**THE TASK**
Write out all of the data without omission, exactly as shown.

+--

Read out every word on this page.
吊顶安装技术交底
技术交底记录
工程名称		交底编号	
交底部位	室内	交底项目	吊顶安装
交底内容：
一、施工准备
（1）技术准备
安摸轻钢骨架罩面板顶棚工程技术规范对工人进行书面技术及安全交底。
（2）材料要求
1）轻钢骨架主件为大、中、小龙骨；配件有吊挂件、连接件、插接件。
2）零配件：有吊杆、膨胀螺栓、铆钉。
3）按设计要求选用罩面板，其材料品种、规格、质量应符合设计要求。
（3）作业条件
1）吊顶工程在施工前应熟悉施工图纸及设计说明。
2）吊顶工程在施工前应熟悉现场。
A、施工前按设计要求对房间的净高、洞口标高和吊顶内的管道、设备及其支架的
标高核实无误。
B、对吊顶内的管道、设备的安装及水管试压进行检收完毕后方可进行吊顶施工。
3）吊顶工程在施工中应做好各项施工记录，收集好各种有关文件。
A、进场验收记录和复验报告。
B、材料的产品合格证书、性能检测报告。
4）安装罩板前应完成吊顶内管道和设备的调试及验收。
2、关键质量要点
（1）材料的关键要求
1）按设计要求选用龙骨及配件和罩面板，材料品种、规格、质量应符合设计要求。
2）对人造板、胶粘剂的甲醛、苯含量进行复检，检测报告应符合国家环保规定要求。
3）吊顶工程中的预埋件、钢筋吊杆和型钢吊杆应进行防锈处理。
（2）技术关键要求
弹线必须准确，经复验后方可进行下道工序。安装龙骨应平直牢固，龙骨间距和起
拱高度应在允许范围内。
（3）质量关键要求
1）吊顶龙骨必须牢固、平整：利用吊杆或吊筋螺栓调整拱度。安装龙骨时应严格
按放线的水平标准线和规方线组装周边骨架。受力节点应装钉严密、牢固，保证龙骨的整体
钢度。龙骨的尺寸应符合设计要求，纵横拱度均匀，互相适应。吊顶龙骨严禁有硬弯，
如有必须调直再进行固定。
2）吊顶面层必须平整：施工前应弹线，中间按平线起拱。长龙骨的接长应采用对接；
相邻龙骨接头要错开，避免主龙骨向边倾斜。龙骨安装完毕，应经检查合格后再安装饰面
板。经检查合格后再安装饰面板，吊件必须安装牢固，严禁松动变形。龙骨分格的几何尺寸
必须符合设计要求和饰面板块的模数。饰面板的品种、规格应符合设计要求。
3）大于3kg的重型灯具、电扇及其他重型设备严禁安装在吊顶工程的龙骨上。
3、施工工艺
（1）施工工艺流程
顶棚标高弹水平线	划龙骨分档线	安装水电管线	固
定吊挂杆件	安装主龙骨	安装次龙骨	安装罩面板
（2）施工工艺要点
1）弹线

+--

**RESPONSE**
Read out every word on this page.
吊顶安装技术交底
技术交底记录
工程名称		交底编号	
交底部位	室内	交底项目	吊顶安装
交底内容：
一、施工准备
（1）技术准备
安摸轻钢骨架罩面板顶棚工程技术规范对工人进行书面技术及安全交底。
（2）材料要求
1）轻钢骨架主件为大、中、小龙骨；配件有吊挂件、连接件、插接件。
2）零配件：有吊杆、膨胀螺栓、铆钉。
3）按设计要求选用罩面板，其材料品种、规格、质量应符合设计要求。
（3）作业条件
1）吊顶工程在施工前应熟悉施工图纸及设计说明。
2）吊顶工程在施工前应熟悉现场。
A、施工前按设计要求对房间的净高、洞口标高和吊顶内的管道、设备及其支架的
标高核实无误。
B、对吊顶内的管道、设备的安装及水管试压进行检收完毕后方可进行吊顶施工。
3）吊顶工程在施工中应做好各项施工记录，收集好各种有关文件。
A、进场验收记录和复验报告。
B、材料的产品合格证书、性能检测报告。
4）安装罩板前应完成吊顶内管道和设备的调试及验收。
2、关键质量要点
（1）材料的关键要求
1）按设计要求选用龙骨及配件和罩面板，材料品种、规格、质量应符合设计要求。
2）对人造板、胶粘剂的甲醛、苯含量进行复检，检测报告应符合国家环保规定要求。
3）吊顶工程中的预埋件、钢筋吊杆和型钢吊杆应进行防锈处理。
（2）技术关键要求
弹线必须准确，经复验后方可进行下道工序。安装龙骨应平直牢固，龙骨间距和起
拱高度应在允许范围内。
（3）质量关键要求
1）吊顶龙骨必须牢固、平整：利用吊杆或吊筋螺栓调整拱度。安装龙骨时应严格
按放线的水平标准线和规方线组装周边骨架。受力节点应装钉严密、牢固，保证龙骨的整体
钢度。龙骨的尺寸应符合设计要求，纵横拱度均匀，互相适应。吊顶龙骨严禁有硬弯，
如有必须调直再进行固定。
2）吊顶面层必须平整：施工前应弹线，中间按平线起拱。长龙骨的接长应采用对接；
相邻龙骨接头要错开，避免主龙骨向边倾斜。龙骨安装完毕，应经检查合格后再安装饰面
板。经检查合格后再安装饰面板，吊件必须安装牢固，严禁松动变形。龙骨分格的几何尺寸
必须符合设计要求和饰面板块的模数。饰面板的品种、规格应符合设计要求。
3）大于3kg的重型灯具、电扇及其他重型设备严禁安装在吊顶工程的龙骨上。
3、施工工艺
（1）施工工艺流程
顶棚标高弹水平线	划龙骨分档线	安装水电管线	固
定吊挂杆件	安装主龙骨	安装次龙骨	安装罩面板
（2）施工工艺要点
1）弹线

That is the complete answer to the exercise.